Restate each of the lines below word for word and drop every picture.

(Entries from a visual dataset)
________
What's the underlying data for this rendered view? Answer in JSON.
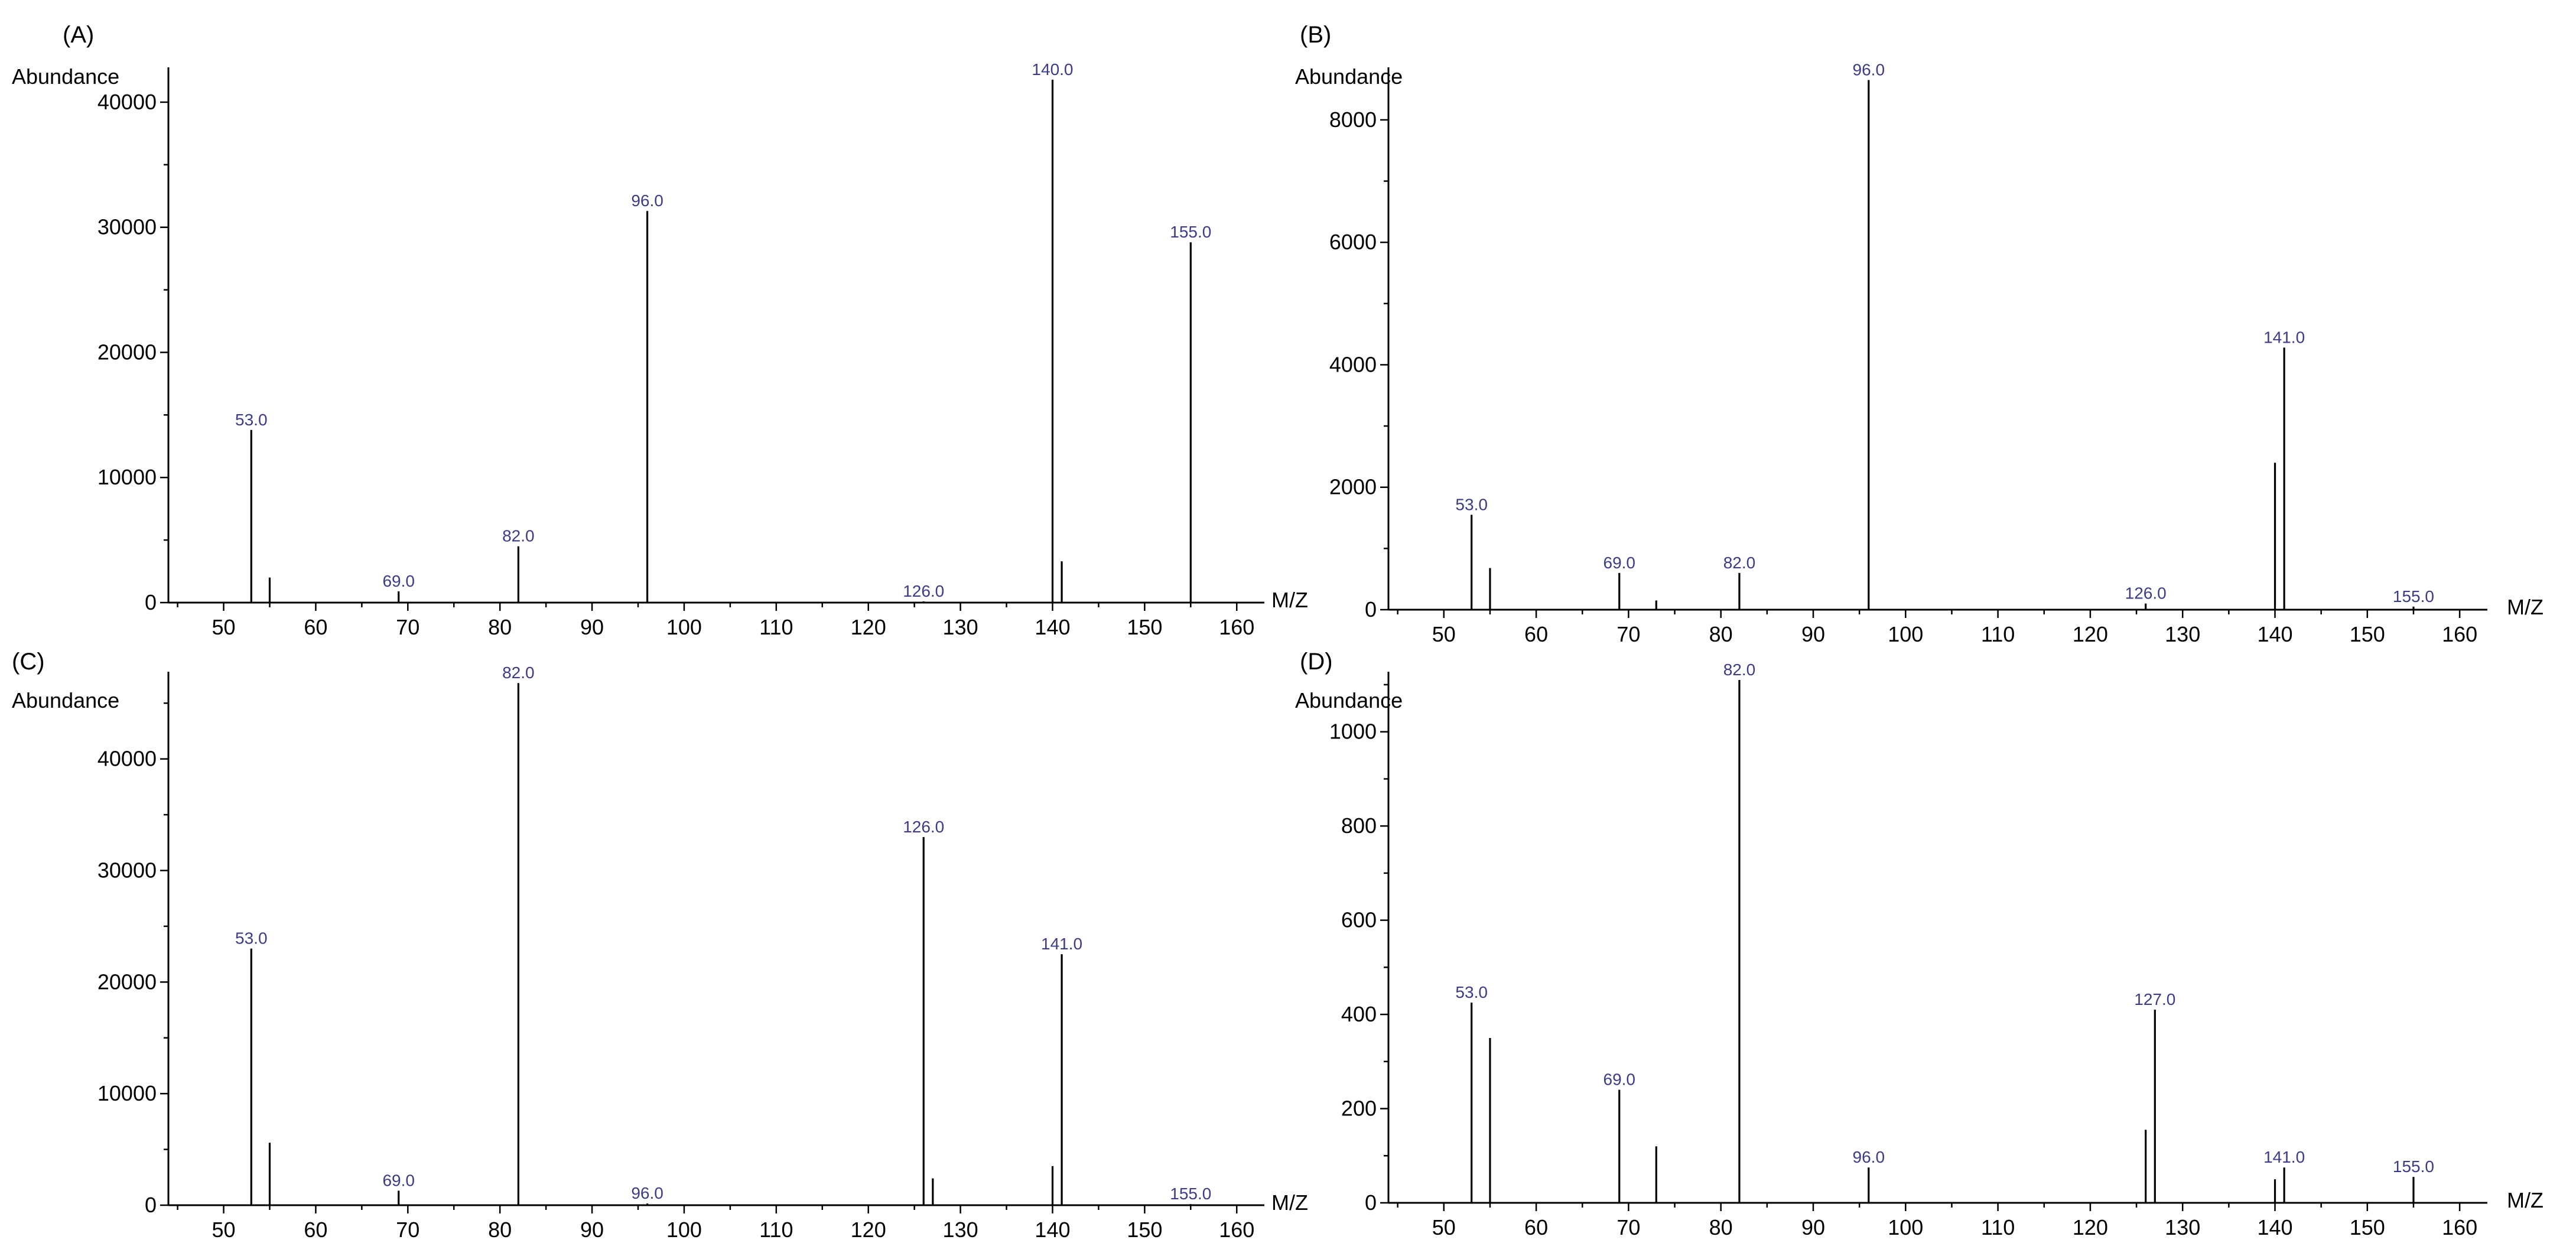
{
  "chart_data": [
    {
      "panel": "(A)",
      "type": "bar",
      "ylabel": "Abundance",
      "xlabel": "M/Z",
      "xlim": [
        44,
        163
      ],
      "ylim": [
        0,
        42500
      ],
      "xticks": [
        50,
        60,
        70,
        80,
        90,
        100,
        110,
        120,
        130,
        140,
        150,
        160
      ],
      "yticks": [
        0,
        10000,
        20000,
        30000,
        40000
      ],
      "peaks": [
        {
          "x": 53,
          "y": 13800,
          "label": "53.0"
        },
        {
          "x": 55,
          "y": 2000
        },
        {
          "x": 69,
          "y": 900,
          "label": "69.0"
        },
        {
          "x": 82,
          "y": 4500,
          "label": "82.0"
        },
        {
          "x": 96,
          "y": 31300,
          "label": "96.0"
        },
        {
          "x": 126,
          "y": 100,
          "label": "126.0"
        },
        {
          "x": 140,
          "y": 41800,
          "label": "140.0"
        },
        {
          "x": 141,
          "y": 3300
        },
        {
          "x": 155,
          "y": 28800,
          "label": "155.0"
        }
      ]
    },
    {
      "panel": "(B)",
      "type": "bar",
      "ylabel": "Abundance",
      "xlabel": "M/Z",
      "xlim": [
        44,
        163
      ],
      "ylim": [
        0,
        8800
      ],
      "xticks": [
        50,
        60,
        70,
        80,
        90,
        100,
        110,
        120,
        130,
        140,
        150,
        160
      ],
      "yticks": [
        0,
        2000,
        4000,
        6000,
        8000
      ],
      "peaks": [
        {
          "x": 53,
          "y": 1550,
          "label": "53.0"
        },
        {
          "x": 55,
          "y": 680
        },
        {
          "x": 69,
          "y": 600,
          "label": "69.0"
        },
        {
          "x": 73,
          "y": 150
        },
        {
          "x": 82,
          "y": 600,
          "label": "82.0"
        },
        {
          "x": 96,
          "y": 8650,
          "label": "96.0"
        },
        {
          "x": 126,
          "y": 100,
          "label": "126.0"
        },
        {
          "x": 140,
          "y": 2400
        },
        {
          "x": 141,
          "y": 4280,
          "label": "141.0"
        },
        {
          "x": 155,
          "y": 50,
          "label": "155.0"
        }
      ]
    },
    {
      "panel": "(C)",
      "type": "bar",
      "ylabel": "Abundance",
      "xlabel": "M/Z",
      "xlim": [
        44,
        163
      ],
      "ylim": [
        0,
        47500
      ],
      "xticks": [
        50,
        60,
        70,
        80,
        90,
        100,
        110,
        120,
        130,
        140,
        150,
        160
      ],
      "yticks": [
        0,
        10000,
        20000,
        30000,
        40000
      ],
      "peaks": [
        {
          "x": 53,
          "y": 23000,
          "label": "53.0"
        },
        {
          "x": 55,
          "y": 5600
        },
        {
          "x": 69,
          "y": 1300,
          "label": "69.0"
        },
        {
          "x": 82,
          "y": 46800,
          "label": "82.0"
        },
        {
          "x": 96,
          "y": 150,
          "label": "96.0"
        },
        {
          "x": 126,
          "y": 33000,
          "label": "126.0"
        },
        {
          "x": 127,
          "y": 2400
        },
        {
          "x": 140,
          "y": 3500
        },
        {
          "x": 141,
          "y": 22500,
          "label": "141.0"
        },
        {
          "x": 155,
          "y": 100,
          "label": "155.0"
        }
      ]
    },
    {
      "panel": "(D)",
      "type": "bar",
      "ylabel": "Abundance",
      "xlabel": "M/Z",
      "xlim": [
        44,
        163
      ],
      "ylim": [
        0,
        1120
      ],
      "xticks": [
        50,
        60,
        70,
        80,
        90,
        100,
        110,
        120,
        130,
        140,
        150,
        160
      ],
      "yticks": [
        0,
        200,
        400,
        600,
        800,
        1000
      ],
      "peaks": [
        {
          "x": 53,
          "y": 425,
          "label": "53.0"
        },
        {
          "x": 55,
          "y": 350
        },
        {
          "x": 69,
          "y": 240,
          "label": "69.0"
        },
        {
          "x": 73,
          "y": 120
        },
        {
          "x": 82,
          "y": 1110,
          "label": "82.0"
        },
        {
          "x": 96,
          "y": 75,
          "label": "96.0"
        },
        {
          "x": 126,
          "y": 155
        },
        {
          "x": 127,
          "y": 410,
          "label": "127.0"
        },
        {
          "x": 140,
          "y": 50
        },
        {
          "x": 141,
          "y": 75,
          "label": "141.0"
        },
        {
          "x": 155,
          "y": 55,
          "label": "155.0"
        }
      ]
    }
  ]
}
________
EXERCISE OUTPUT
What's the underlying data for this rendered view? Answer in JSON.
{
  "chart_data": [
    {
      "panel": "(A)",
      "type": "bar",
      "ylabel": "Abundance",
      "xlabel": "M/Z",
      "xlim": [
        44,
        163
      ],
      "ylim": [
        0,
        42500
      ],
      "xticks": [
        50,
        60,
        70,
        80,
        90,
        100,
        110,
        120,
        130,
        140,
        150,
        160
      ],
      "yticks": [
        0,
        10000,
        20000,
        30000,
        40000
      ],
      "peaks": [
        {
          "x": 53,
          "y": 13800,
          "label": "53.0"
        },
        {
          "x": 55,
          "y": 2000
        },
        {
          "x": 69,
          "y": 900,
          "label": "69.0"
        },
        {
          "x": 82,
          "y": 4500,
          "label": "82.0"
        },
        {
          "x": 96,
          "y": 31300,
          "label": "96.0"
        },
        {
          "x": 126,
          "y": 100,
          "label": "126.0"
        },
        {
          "x": 140,
          "y": 41800,
          "label": "140.0"
        },
        {
          "x": 141,
          "y": 3300
        },
        {
          "x": 155,
          "y": 28800,
          "label": "155.0"
        }
      ]
    },
    {
      "panel": "(B)",
      "type": "bar",
      "ylabel": "Abundance",
      "xlabel": "M/Z",
      "xlim": [
        44,
        163
      ],
      "ylim": [
        0,
        8800
      ],
      "xticks": [
        50,
        60,
        70,
        80,
        90,
        100,
        110,
        120,
        130,
        140,
        150,
        160
      ],
      "yticks": [
        0,
        2000,
        4000,
        6000,
        8000
      ],
      "peaks": [
        {
          "x": 53,
          "y": 1550,
          "label": "53.0"
        },
        {
          "x": 55,
          "y": 680
        },
        {
          "x": 69,
          "y": 600,
          "label": "69.0"
        },
        {
          "x": 73,
          "y": 150
        },
        {
          "x": 82,
          "y": 600,
          "label": "82.0"
        },
        {
          "x": 96,
          "y": 8650,
          "label": "96.0"
        },
        {
          "x": 126,
          "y": 100,
          "label": "126.0"
        },
        {
          "x": 140,
          "y": 2400
        },
        {
          "x": 141,
          "y": 4280,
          "label": "141.0"
        },
        {
          "x": 155,
          "y": 50,
          "label": "155.0"
        }
      ]
    },
    {
      "panel": "(C)",
      "type": "bar",
      "ylabel": "Abundance",
      "xlabel": "M/Z",
      "xlim": [
        44,
        163
      ],
      "ylim": [
        0,
        47500
      ],
      "xticks": [
        50,
        60,
        70,
        80,
        90,
        100,
        110,
        120,
        130,
        140,
        150,
        160
      ],
      "yticks": [
        0,
        10000,
        20000,
        30000,
        40000
      ],
      "peaks": [
        {
          "x": 53,
          "y": 23000,
          "label": "53.0"
        },
        {
          "x": 55,
          "y": 5600
        },
        {
          "x": 69,
          "y": 1300,
          "label": "69.0"
        },
        {
          "x": 82,
          "y": 46800,
          "label": "82.0"
        },
        {
          "x": 96,
          "y": 150,
          "label": "96.0"
        },
        {
          "x": 126,
          "y": 33000,
          "label": "126.0"
        },
        {
          "x": 127,
          "y": 2400
        },
        {
          "x": 140,
          "y": 3500
        },
        {
          "x": 141,
          "y": 22500,
          "label": "141.0"
        },
        {
          "x": 155,
          "y": 100,
          "label": "155.0"
        }
      ]
    },
    {
      "panel": "(D)",
      "type": "bar",
      "ylabel": "Abundance",
      "xlabel": "M/Z",
      "xlim": [
        44,
        163
      ],
      "ylim": [
        0,
        1120
      ],
      "xticks": [
        50,
        60,
        70,
        80,
        90,
        100,
        110,
        120,
        130,
        140,
        150,
        160
      ],
      "yticks": [
        0,
        200,
        400,
        600,
        800,
        1000
      ],
      "peaks": [
        {
          "x": 53,
          "y": 425,
          "label": "53.0"
        },
        {
          "x": 55,
          "y": 350
        },
        {
          "x": 69,
          "y": 240,
          "label": "69.0"
        },
        {
          "x": 73,
          "y": 120
        },
        {
          "x": 82,
          "y": 1110,
          "label": "82.0"
        },
        {
          "x": 96,
          "y": 75,
          "label": "96.0"
        },
        {
          "x": 126,
          "y": 155
        },
        {
          "x": 127,
          "y": 410,
          "label": "127.0"
        },
        {
          "x": 140,
          "y": 50
        },
        {
          "x": 141,
          "y": 75,
          "label": "141.0"
        },
        {
          "x": 155,
          "y": 55,
          "label": "155.0"
        }
      ]
    }
  ]
}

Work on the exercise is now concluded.